Set out every line bearing the string "both".
═══ MATERIAL FOR THIS TASK ═══
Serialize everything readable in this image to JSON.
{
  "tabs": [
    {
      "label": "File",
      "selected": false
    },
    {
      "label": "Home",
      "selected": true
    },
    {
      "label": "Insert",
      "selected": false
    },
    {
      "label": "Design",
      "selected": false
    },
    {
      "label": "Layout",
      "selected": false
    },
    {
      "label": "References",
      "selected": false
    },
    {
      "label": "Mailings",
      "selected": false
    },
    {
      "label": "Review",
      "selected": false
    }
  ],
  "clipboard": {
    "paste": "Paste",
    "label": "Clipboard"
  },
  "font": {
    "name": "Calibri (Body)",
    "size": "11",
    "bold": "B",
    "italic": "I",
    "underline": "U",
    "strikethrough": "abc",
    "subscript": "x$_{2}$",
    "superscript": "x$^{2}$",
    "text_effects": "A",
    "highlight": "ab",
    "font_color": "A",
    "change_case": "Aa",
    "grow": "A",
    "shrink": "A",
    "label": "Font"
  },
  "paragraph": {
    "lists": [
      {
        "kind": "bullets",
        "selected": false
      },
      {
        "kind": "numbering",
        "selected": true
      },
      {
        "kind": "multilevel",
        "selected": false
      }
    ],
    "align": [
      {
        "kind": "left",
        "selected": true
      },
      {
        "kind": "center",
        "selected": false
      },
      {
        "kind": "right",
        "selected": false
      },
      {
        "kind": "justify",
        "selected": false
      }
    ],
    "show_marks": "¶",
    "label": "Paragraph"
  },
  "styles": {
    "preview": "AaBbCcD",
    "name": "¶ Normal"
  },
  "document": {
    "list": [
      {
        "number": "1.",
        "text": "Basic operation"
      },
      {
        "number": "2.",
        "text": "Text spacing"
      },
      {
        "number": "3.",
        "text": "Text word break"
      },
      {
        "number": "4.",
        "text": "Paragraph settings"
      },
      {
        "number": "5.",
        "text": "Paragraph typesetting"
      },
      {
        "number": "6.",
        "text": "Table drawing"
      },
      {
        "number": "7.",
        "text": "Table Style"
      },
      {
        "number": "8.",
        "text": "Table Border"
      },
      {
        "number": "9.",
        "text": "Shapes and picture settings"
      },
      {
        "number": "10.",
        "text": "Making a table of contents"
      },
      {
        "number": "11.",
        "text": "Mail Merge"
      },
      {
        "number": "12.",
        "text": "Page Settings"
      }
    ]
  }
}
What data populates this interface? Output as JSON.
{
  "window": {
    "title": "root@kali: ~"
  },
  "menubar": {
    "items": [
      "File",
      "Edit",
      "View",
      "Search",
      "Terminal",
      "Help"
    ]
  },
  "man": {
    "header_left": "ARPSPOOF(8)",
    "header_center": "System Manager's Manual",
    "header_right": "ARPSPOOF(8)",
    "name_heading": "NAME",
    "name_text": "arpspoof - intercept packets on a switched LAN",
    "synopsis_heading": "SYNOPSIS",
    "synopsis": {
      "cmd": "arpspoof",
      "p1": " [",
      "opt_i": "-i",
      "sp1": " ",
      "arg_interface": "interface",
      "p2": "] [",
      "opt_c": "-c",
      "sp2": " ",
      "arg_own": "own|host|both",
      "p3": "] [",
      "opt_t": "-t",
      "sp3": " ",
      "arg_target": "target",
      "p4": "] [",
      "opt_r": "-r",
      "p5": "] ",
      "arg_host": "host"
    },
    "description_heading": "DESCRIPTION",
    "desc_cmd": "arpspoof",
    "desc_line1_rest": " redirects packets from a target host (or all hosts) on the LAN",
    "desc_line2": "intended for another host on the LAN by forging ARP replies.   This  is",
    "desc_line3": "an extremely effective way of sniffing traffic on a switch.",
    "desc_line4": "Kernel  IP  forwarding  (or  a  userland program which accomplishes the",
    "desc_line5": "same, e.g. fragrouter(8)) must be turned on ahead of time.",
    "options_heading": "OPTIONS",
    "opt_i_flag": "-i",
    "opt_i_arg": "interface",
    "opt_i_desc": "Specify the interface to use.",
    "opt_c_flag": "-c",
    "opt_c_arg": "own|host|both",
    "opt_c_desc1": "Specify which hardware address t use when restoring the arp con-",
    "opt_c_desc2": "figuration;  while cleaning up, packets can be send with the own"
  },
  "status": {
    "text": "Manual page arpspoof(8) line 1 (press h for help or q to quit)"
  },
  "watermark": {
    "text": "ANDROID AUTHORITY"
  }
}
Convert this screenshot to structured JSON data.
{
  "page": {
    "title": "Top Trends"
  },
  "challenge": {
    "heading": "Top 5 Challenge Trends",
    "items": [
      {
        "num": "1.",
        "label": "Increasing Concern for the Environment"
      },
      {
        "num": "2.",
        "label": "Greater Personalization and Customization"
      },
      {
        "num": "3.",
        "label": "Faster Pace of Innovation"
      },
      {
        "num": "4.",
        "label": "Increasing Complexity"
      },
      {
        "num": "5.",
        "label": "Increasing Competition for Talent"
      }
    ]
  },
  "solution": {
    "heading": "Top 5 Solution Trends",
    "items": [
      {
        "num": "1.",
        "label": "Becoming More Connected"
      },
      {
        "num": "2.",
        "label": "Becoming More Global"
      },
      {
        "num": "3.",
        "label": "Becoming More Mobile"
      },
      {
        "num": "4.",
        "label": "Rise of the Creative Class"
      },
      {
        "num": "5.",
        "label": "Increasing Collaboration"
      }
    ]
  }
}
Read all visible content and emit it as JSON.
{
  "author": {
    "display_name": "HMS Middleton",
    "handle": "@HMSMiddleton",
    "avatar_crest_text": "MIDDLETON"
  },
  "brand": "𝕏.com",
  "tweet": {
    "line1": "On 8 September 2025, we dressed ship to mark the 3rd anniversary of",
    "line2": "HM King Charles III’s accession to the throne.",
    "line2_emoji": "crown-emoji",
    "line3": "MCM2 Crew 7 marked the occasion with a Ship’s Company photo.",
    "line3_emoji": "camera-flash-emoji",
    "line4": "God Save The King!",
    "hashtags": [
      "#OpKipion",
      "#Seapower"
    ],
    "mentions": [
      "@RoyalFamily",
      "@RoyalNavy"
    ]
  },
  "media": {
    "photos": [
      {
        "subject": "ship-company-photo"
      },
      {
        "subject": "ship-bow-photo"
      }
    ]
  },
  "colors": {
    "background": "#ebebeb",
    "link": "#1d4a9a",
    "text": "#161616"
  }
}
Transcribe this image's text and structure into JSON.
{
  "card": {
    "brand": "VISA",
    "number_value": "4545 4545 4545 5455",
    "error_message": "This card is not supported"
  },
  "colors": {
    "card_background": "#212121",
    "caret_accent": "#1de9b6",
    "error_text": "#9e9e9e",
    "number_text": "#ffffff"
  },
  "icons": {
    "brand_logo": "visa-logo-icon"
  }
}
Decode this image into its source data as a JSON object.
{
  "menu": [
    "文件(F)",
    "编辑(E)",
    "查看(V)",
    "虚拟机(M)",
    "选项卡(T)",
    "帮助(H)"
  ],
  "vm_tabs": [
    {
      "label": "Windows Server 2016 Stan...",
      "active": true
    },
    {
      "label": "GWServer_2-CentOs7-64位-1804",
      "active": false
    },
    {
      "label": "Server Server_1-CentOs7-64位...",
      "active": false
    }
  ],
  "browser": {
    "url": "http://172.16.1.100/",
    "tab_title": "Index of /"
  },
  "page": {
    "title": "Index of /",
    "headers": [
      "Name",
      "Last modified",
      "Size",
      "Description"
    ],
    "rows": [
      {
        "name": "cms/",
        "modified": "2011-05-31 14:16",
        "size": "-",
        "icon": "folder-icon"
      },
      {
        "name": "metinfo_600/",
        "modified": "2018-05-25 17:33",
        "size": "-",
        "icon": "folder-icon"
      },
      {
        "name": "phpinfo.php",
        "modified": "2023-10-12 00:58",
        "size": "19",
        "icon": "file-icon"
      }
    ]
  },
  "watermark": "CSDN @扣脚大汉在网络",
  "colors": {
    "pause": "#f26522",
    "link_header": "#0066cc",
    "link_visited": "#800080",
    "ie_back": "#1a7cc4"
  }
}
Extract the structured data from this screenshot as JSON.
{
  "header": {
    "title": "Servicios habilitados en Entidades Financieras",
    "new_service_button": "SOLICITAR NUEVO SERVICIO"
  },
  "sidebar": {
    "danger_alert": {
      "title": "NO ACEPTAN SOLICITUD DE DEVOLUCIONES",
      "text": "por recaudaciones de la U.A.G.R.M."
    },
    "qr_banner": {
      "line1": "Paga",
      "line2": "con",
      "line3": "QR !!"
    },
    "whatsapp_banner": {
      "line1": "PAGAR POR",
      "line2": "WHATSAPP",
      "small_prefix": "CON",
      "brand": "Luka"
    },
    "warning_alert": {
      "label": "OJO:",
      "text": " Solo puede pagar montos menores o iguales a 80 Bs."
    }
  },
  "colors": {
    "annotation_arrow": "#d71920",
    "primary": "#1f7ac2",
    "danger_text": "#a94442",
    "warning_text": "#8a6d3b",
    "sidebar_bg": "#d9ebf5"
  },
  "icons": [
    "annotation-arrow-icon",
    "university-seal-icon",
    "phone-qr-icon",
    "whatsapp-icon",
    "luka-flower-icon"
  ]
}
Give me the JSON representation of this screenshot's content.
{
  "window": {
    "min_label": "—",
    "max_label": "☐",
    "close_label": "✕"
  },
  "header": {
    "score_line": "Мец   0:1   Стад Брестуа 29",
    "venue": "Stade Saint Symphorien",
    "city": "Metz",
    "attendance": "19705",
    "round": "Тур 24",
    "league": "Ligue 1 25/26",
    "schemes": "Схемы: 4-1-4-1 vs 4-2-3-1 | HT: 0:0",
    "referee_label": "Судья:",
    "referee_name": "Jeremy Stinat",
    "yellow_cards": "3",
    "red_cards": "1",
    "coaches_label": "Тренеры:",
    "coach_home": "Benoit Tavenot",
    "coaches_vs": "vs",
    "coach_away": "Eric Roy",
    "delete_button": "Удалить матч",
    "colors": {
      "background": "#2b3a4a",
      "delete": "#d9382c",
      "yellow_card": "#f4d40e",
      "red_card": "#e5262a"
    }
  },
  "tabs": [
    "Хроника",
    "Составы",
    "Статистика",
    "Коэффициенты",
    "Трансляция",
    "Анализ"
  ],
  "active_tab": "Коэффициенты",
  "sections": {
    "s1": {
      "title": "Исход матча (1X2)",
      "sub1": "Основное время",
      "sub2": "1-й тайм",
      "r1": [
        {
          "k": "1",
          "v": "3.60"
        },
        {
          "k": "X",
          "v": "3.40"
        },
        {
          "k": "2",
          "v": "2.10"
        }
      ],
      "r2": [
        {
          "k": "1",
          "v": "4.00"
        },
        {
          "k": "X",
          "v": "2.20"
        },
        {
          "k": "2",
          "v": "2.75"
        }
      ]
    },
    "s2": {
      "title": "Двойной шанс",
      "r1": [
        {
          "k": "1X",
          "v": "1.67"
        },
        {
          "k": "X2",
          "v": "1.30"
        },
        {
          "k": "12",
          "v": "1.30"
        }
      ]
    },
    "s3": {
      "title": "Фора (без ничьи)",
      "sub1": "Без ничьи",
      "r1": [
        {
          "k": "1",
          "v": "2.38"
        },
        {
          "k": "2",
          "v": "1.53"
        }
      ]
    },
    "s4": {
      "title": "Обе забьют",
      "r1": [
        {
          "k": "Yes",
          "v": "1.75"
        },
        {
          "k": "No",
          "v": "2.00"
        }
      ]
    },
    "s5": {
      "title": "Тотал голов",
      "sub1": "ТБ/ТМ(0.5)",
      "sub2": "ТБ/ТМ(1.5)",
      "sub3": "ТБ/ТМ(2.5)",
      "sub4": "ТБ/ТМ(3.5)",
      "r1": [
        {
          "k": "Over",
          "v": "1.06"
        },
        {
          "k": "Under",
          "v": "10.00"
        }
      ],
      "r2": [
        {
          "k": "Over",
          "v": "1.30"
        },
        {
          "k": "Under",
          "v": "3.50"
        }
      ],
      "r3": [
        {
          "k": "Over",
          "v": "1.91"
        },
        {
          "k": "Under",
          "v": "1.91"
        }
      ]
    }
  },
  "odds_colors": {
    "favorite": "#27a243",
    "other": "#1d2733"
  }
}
═══
* _RESULT BELOW_:
      "arg_own": "own|host|both",
    "opt_c_arg": "own|host|both",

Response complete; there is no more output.